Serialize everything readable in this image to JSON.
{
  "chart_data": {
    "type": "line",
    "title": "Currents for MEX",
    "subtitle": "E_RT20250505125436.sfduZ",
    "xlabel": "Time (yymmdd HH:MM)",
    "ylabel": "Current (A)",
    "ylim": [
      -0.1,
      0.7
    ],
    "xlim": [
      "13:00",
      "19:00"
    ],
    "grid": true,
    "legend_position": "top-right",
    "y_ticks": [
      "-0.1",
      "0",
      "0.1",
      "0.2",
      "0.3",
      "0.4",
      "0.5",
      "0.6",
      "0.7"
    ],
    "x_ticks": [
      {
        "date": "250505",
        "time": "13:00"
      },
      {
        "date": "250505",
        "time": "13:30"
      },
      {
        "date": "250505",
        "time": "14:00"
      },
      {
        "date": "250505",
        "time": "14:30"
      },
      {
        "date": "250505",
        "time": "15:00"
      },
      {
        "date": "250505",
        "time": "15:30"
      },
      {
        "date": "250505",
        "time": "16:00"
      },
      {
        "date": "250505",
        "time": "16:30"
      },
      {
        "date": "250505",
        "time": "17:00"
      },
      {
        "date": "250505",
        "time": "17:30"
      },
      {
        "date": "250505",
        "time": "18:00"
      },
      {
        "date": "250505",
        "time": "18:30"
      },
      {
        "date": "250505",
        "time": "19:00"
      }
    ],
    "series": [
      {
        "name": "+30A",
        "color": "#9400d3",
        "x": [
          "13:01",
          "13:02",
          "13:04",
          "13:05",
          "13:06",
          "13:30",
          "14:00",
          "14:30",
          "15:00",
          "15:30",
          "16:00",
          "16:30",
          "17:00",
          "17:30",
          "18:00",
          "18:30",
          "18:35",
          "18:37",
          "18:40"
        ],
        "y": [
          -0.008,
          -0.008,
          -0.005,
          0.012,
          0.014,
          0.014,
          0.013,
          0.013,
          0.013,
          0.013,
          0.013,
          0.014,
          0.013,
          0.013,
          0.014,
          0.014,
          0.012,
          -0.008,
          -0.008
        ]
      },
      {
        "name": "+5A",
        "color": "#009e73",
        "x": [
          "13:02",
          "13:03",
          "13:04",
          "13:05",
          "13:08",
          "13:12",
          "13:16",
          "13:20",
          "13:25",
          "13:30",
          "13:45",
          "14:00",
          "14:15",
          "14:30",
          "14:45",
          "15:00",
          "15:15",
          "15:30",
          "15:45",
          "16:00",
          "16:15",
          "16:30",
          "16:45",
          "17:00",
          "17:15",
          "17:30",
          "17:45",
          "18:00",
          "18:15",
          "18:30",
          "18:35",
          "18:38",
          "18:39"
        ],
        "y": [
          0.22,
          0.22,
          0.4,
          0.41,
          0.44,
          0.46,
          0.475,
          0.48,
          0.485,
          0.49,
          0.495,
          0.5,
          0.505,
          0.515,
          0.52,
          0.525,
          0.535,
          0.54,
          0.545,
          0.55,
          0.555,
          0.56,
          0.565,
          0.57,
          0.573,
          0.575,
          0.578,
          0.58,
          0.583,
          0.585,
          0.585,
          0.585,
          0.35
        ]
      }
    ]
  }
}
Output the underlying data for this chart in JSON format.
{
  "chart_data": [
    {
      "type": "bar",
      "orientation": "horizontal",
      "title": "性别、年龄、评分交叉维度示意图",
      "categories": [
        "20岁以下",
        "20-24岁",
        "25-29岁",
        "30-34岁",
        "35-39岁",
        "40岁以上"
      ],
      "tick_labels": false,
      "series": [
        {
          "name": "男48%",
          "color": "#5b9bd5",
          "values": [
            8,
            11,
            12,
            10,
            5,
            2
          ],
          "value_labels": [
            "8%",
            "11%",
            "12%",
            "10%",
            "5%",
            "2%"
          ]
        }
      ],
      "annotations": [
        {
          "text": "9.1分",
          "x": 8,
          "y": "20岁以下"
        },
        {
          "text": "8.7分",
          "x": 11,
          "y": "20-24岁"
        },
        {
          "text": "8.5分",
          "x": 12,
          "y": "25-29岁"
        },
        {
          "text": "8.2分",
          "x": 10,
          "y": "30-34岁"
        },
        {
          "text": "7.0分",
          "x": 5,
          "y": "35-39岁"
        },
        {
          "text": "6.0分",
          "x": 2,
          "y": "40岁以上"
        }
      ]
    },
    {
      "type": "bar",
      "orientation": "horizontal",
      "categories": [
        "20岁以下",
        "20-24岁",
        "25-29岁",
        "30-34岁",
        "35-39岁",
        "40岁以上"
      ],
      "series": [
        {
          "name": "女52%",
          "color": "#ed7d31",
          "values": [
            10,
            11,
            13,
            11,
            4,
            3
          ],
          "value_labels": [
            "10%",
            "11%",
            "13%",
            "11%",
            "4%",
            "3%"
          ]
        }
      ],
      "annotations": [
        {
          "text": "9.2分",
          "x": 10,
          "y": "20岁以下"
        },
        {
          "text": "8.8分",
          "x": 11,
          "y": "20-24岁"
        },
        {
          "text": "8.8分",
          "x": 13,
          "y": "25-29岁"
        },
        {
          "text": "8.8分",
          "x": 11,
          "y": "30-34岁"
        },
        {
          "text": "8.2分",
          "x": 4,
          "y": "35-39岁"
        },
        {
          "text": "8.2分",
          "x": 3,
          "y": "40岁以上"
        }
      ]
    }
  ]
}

---*---

EXERCISE DESCRIPTION >>
Above are some records; extract every one of them exactly.

THE COMPLETED TASK >>
Serialize everything readable in this image to JSON.
{
  "chart_data": {
    "type": "line",
    "title": "Currents for MEX",
    "subtitle": "E_RT20250505125436.sfduZ",
    "xlabel": "Time (yymmdd HH:MM)",
    "ylabel": "Current (A)",
    "ylim": [
      -0.1,
      0.7
    ],
    "xlim": [
      "13:00",
      "19:00"
    ],
    "grid": true,
    "legend_position": "top-right",
    "y_ticks": [
      "-0.1",
      "0",
      "0.1",
      "0.2",
      "0.3",
      "0.4",
      "0.5",
      "0.6",
      "0.7"
    ],
    "x_ticks": [
      {
        "date": "250505",
        "time": "13:00"
      },
      {
        "date": "250505",
        "time": "13:30"
      },
      {
        "date": "250505",
        "time": "14:00"
      },
      {
        "date": "250505",
        "time": "14:30"
      },
      {
        "date": "250505",
        "time": "15:00"
      },
      {
        "date": "250505",
        "time": "15:30"
      },
      {
        "date": "250505",
        "time": "16:00"
      },
      {
        "date": "250505",
        "time": "16:30"
      },
      {
        "date": "250505",
        "time": "17:00"
      },
      {
        "date": "250505",
        "time": "17:30"
      },
      {
        "date": "250505",
        "time": "18:00"
      },
      {
        "date": "250505",
        "time": "18:30"
      },
      {
        "date": "250505",
        "time": "19:00"
      }
    ],
    "series": [
      {
        "name": "+30A",
        "color": "#9400d3",
        "x": [
          "13:01",
          "13:02",
          "13:04",
          "13:05",
          "13:06",
          "13:30",
          "14:00",
          "14:30",
          "15:00",
          "15:30",
          "16:00",
          "16:30",
          "17:00",
          "17:30",
          "18:00",
          "18:30",
          "18:35",
          "18:37",
          "18:40"
        ],
        "y": [
          -0.008,
          -0.008,
          -0.005,
          0.012,
          0.014,
          0.014,
          0.013,
          0.013,
          0.013,
          0.013,
          0.013,
          0.014,
          0.013,
          0.013,
          0.014,
          0.014,
          0.012,
          -0.008,
          -0.008
        ]
      },
      {
        "name": "+5A",
        "color": "#009e73",
        "x": [
          "13:02",
          "13:03",
          "13:04",
          "13:05",
          "13:08",
          "13:12",
          "13:16",
          "13:20",
          "13:25",
          "13:30",
          "13:45",
          "14:00",
          "14:15",
          "14:30",
          "14:45",
          "15:00",
          "15:15",
          "15:30",
          "15:45",
          "16:00",
          "16:15",
          "16:30",
          "16:45",
          "17:00",
          "17:15",
          "17:30",
          "17:45",
          "18:00",
          "18:15",
          "18:30",
          "18:35",
          "18:38",
          "18:39"
        ],
        "y": [
          0.22,
          0.22,
          0.4,
          0.41,
          0.44,
          0.46,
          0.475,
          0.48,
          0.485,
          0.49,
          0.495,
          0.5,
          0.505,
          0.515,
          0.52,
          0.525,
          0.535,
          0.54,
          0.545,
          0.55,
          0.555,
          0.56,
          0.565,
          0.57,
          0.573,
          0.575,
          0.578,
          0.58,
          0.583,
          0.585,
          0.585,
          0.585,
          0.35
        ]
      }
    ]
  }
}
Output the underlying data for this chart in JSON format.
{
  "chart_data": [
    {
      "type": "bar",
      "orientation": "horizontal",
      "title": "性别、年龄、评分交叉维度示意图",
      "categories": [
        "20岁以下",
        "20-24岁",
        "25-29岁",
        "30-34岁",
        "35-39岁",
        "40岁以上"
      ],
      "tick_labels": false,
      "series": [
        {
          "name": "男48%",
          "color": "#5b9bd5",
          "values": [
            8,
            11,
            12,
            10,
            5,
            2
          ],
          "value_labels": [
            "8%",
            "11%",
            "12%",
            "10%",
            "5%",
            "2%"
          ]
        }
      ],
      "annotations": [
        {
          "text": "9.1分",
          "x": 8,
          "y": "20岁以下"
        },
        {
          "text": "8.7分",
          "x": 11,
          "y": "20-24岁"
        },
        {
          "text": "8.5分",
          "x": 12,
          "y": "25-29岁"
        },
        {
          "text": "8.2分",
          "x": 10,
          "y": "30-34岁"
        },
        {
          "text": "7.0分",
          "x": 5,
          "y": "35-39岁"
        },
        {
          "text": "6.0分",
          "x": 2,
          "y": "40岁以上"
        }
      ]
    },
    {
      "type": "bar",
      "orientation": "horizontal",
      "categories": [
        "20岁以下",
        "20-24岁",
        "25-29岁",
        "30-34岁",
        "35-39岁",
        "40岁以上"
      ],
      "series": [
        {
          "name": "女52%",
          "color": "#ed7d31",
          "values": [
            10,
            11,
            13,
            11,
            4,
            3
          ],
          "value_labels": [
            "10%",
            "11%",
            "13%",
            "11%",
            "4%",
            "3%"
          ]
        }
      ],
      "annotations": [
        {
          "text": "9.2分",
          "x": 10,
          "y": "20岁以下"
        },
        {
          "text": "8.8分",
          "x": 11,
          "y": "20-24岁"
        },
        {
          "text": "8.8分",
          "x": 13,
          "y": "25-29岁"
        },
        {
          "text": "8.8分",
          "x": 11,
          "y": "30-34岁"
        },
        {
          "text": "8.2分",
          "x": 4,
          "y": "35-39岁"
        },
        {
          "text": "8.2分",
          "x": 3,
          "y": "40岁以上"
        }
      ]
    }
  ]
}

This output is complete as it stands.